_The task_
Copy out every line exactly, passing over the pictures.

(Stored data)
________________________

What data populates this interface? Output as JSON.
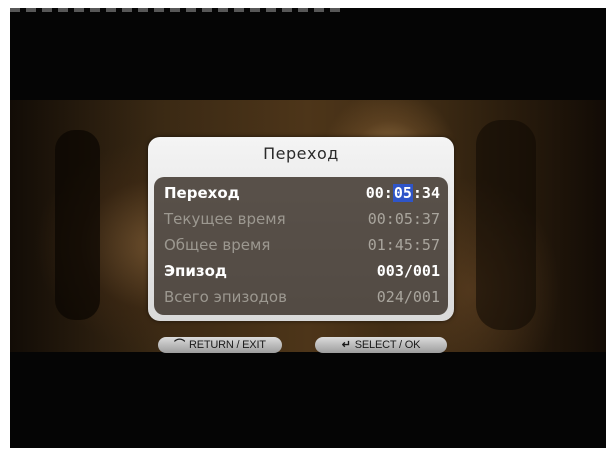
{
  "dialog": {
    "title": "Переход",
    "rows": [
      {
        "label": "Переход",
        "value_prefix": "00:",
        "value_cursor": "05",
        "value_suffix": ":34",
        "emphasis": "bright"
      },
      {
        "label": "Текущее время",
        "value": "00:05:37",
        "emphasis": "dim"
      },
      {
        "label": "Общее время",
        "value": "01:45:57",
        "emphasis": "dim"
      },
      {
        "label": "Эпизод",
        "value": "003/001",
        "emphasis": "bright"
      },
      {
        "label": "Всего эпизодов",
        "value": "024/001",
        "emphasis": "dim"
      }
    ]
  },
  "hints": {
    "return": {
      "icon": "return-arrow-icon",
      "glyph": "⌒",
      "label": "RETURN / EXIT"
    },
    "select": {
      "icon": "enter-arrow-icon",
      "glyph": "↵",
      "label": "SELECT / OK"
    }
  },
  "colors": {
    "cursor_highlight": "#2f55c8",
    "dialog_frame": "#e6e6e6",
    "bright_text": "#ffffff",
    "dim_text": "#9c9890"
  }
}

________________________

_Result of the exercise_
What data populates this interface? Output as JSON.
{
  "dialog": {
    "title": "Переход",
    "rows": [
      {
        "label": "Переход",
        "value_prefix": "00:",
        "value_cursor": "05",
        "value_suffix": ":34",
        "emphasis": "bright"
      },
      {
        "label": "Текущее время",
        "value": "00:05:37",
        "emphasis": "dim"
      },
      {
        "label": "Общее время",
        "value": "01:45:57",
        "emphasis": "dim"
      },
      {
        "label": "Эпизод",
        "value": "003/001",
        "emphasis": "bright"
      },
      {
        "label": "Всего эпизодов",
        "value": "024/001",
        "emphasis": "dim"
      }
    ]
  },
  "hints": {
    "return": {
      "icon": "return-arrow-icon",
      "glyph": "⌒",
      "label": "RETURN / EXIT"
    },
    "select": {
      "icon": "enter-arrow-icon",
      "glyph": "↵",
      "label": "SELECT / OK"
    }
  },
  "colors": {
    "cursor_highlight": "#2f55c8",
    "dialog_frame": "#e6e6e6",
    "bright_text": "#ffffff",
    "dim_text": "#9c9890"
  }
}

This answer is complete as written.